What is being asked → Write the records out once more. Leave each line exactly as given.

Records shown →
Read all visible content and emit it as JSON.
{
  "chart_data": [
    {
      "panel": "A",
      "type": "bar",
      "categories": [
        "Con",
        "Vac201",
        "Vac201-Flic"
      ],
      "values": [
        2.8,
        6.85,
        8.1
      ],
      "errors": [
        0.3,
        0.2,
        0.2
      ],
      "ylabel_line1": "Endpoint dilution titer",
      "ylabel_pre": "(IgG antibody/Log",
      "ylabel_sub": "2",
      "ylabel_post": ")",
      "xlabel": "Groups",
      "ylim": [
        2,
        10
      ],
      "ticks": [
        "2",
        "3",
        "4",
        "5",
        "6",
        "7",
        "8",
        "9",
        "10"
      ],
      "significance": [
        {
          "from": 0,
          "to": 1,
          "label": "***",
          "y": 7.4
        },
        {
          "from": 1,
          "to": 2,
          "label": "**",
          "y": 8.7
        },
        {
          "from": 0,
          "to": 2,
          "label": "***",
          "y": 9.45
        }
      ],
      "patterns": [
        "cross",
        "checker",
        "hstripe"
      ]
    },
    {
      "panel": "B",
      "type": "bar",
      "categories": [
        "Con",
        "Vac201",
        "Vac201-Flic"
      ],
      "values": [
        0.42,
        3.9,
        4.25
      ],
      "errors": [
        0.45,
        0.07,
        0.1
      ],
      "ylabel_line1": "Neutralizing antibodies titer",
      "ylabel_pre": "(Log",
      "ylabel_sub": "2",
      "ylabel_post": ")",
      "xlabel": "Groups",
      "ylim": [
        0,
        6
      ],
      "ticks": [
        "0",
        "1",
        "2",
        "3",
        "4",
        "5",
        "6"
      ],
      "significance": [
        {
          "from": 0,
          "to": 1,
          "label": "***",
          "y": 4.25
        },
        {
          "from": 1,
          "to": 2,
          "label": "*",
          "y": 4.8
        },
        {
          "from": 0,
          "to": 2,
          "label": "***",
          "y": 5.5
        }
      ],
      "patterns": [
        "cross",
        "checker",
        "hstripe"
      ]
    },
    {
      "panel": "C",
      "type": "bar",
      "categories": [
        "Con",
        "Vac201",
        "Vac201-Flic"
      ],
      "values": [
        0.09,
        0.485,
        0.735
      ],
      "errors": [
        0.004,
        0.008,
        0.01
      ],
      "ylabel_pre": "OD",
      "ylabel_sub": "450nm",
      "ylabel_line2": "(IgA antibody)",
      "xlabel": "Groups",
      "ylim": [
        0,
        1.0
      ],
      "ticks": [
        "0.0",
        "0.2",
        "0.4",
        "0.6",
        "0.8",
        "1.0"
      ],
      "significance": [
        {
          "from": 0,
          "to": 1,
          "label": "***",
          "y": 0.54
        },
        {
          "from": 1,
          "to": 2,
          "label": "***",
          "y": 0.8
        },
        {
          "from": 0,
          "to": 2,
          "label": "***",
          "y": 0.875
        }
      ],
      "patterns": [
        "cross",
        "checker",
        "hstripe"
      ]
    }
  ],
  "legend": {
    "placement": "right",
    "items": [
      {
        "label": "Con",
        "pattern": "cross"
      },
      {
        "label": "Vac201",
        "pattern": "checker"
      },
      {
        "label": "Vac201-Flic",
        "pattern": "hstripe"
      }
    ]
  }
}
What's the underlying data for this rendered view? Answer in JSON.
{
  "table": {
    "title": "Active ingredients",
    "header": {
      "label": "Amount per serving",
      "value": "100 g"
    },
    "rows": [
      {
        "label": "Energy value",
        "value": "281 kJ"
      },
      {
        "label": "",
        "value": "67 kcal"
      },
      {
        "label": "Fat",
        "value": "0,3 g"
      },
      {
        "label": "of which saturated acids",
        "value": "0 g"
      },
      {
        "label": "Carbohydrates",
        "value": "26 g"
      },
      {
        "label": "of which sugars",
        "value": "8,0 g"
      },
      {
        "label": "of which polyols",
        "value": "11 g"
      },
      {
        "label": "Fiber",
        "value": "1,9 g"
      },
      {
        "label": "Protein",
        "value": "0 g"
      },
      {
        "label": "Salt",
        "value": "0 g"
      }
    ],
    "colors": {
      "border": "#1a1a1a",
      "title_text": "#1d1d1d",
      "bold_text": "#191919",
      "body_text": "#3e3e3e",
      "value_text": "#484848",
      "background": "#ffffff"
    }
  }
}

Answer space →
Read all visible content and emit it as JSON.
{
  "chart_data": [
    {
      "panel": "A",
      "type": "bar",
      "categories": [
        "Con",
        "Vac201",
        "Vac201-Flic"
      ],
      "values": [
        2.8,
        6.85,
        8.1
      ],
      "errors": [
        0.3,
        0.2,
        0.2
      ],
      "ylabel_line1": "Endpoint dilution titer",
      "ylabel_pre": "(IgG antibody/Log",
      "ylabel_sub": "2",
      "ylabel_post": ")",
      "xlabel": "Groups",
      "ylim": [
        2,
        10
      ],
      "ticks": [
        "2",
        "3",
        "4",
        "5",
        "6",
        "7",
        "8",
        "9",
        "10"
      ],
      "significance": [
        {
          "from": 0,
          "to": 1,
          "label": "***",
          "y": 7.4
        },
        {
          "from": 1,
          "to": 2,
          "label": "**",
          "y": 8.7
        },
        {
          "from": 0,
          "to": 2,
          "label": "***",
          "y": 9.45
        }
      ],
      "patterns": [
        "cross",
        "checker",
        "hstripe"
      ]
    },
    {
      "panel": "B",
      "type": "bar",
      "categories": [
        "Con",
        "Vac201",
        "Vac201-Flic"
      ],
      "values": [
        0.42,
        3.9,
        4.25
      ],
      "errors": [
        0.45,
        0.07,
        0.1
      ],
      "ylabel_line1": "Neutralizing antibodies titer",
      "ylabel_pre": "(Log",
      "ylabel_sub": "2",
      "ylabel_post": ")",
      "xlabel": "Groups",
      "ylim": [
        0,
        6
      ],
      "ticks": [
        "0",
        "1",
        "2",
        "3",
        "4",
        "5",
        "6"
      ],
      "significance": [
        {
          "from": 0,
          "to": 1,
          "label": "***",
          "y": 4.25
        },
        {
          "from": 1,
          "to": 2,
          "label": "*",
          "y": 4.8
        },
        {
          "from": 0,
          "to": 2,
          "label": "***",
          "y": 5.5
        }
      ],
      "patterns": [
        "cross",
        "checker",
        "hstripe"
      ]
    },
    {
      "panel": "C",
      "type": "bar",
      "categories": [
        "Con",
        "Vac201",
        "Vac201-Flic"
      ],
      "values": [
        0.09,
        0.485,
        0.735
      ],
      "errors": [
        0.004,
        0.008,
        0.01
      ],
      "ylabel_pre": "OD",
      "ylabel_sub": "450nm",
      "ylabel_line2": "(IgA antibody)",
      "xlabel": "Groups",
      "ylim": [
        0,
        1.0
      ],
      "ticks": [
        "0.0",
        "0.2",
        "0.4",
        "0.6",
        "0.8",
        "1.0"
      ],
      "significance": [
        {
          "from": 0,
          "to": 1,
          "label": "***",
          "y": 0.54
        },
        {
          "from": 1,
          "to": 2,
          "label": "***",
          "y": 0.8
        },
        {
          "from": 0,
          "to": 2,
          "label": "***",
          "y": 0.875
        }
      ],
      "patterns": [
        "cross",
        "checker",
        "hstripe"
      ]
    }
  ],
  "legend": {
    "placement": "right",
    "items": [
      {
        "label": "Con",
        "pattern": "cross"
      },
      {
        "label": "Vac201",
        "pattern": "checker"
      },
      {
        "label": "Vac201-Flic",
        "pattern": "hstripe"
      }
    ]
  }
}
What's the underlying data for this rendered view? Answer in JSON.
{
  "table": {
    "title": "Active ingredients",
    "header": {
      "label": "Amount per serving",
      "value": "100 g"
    },
    "rows": [
      {
        "label": "Energy value",
        "value": "281 kJ"
      },
      {
        "label": "",
        "value": "67 kcal"
      },
      {
        "label": "Fat",
        "value": "0,3 g"
      },
      {
        "label": "of which saturated acids",
        "value": "0 g"
      },
      {
        "label": "Carbohydrates",
        "value": "26 g"
      },
      {
        "label": "of which sugars",
        "value": "8,0 g"
      },
      {
        "label": "of which polyols",
        "value": "11 g"
      },
      {
        "label": "Fiber",
        "value": "1,9 g"
      },
      {
        "label": "Protein",
        "value": "0 g"
      },
      {
        "label": "Salt",
        "value": "0 g"
      }
    ],
    "colors": {
      "border": "#1a1a1a",
      "title_text": "#1d1d1d",
      "bold_text": "#191919",
      "body_text": "#3e3e3e",
      "value_text": "#484848",
      "background": "#ffffff"
    }
  }
}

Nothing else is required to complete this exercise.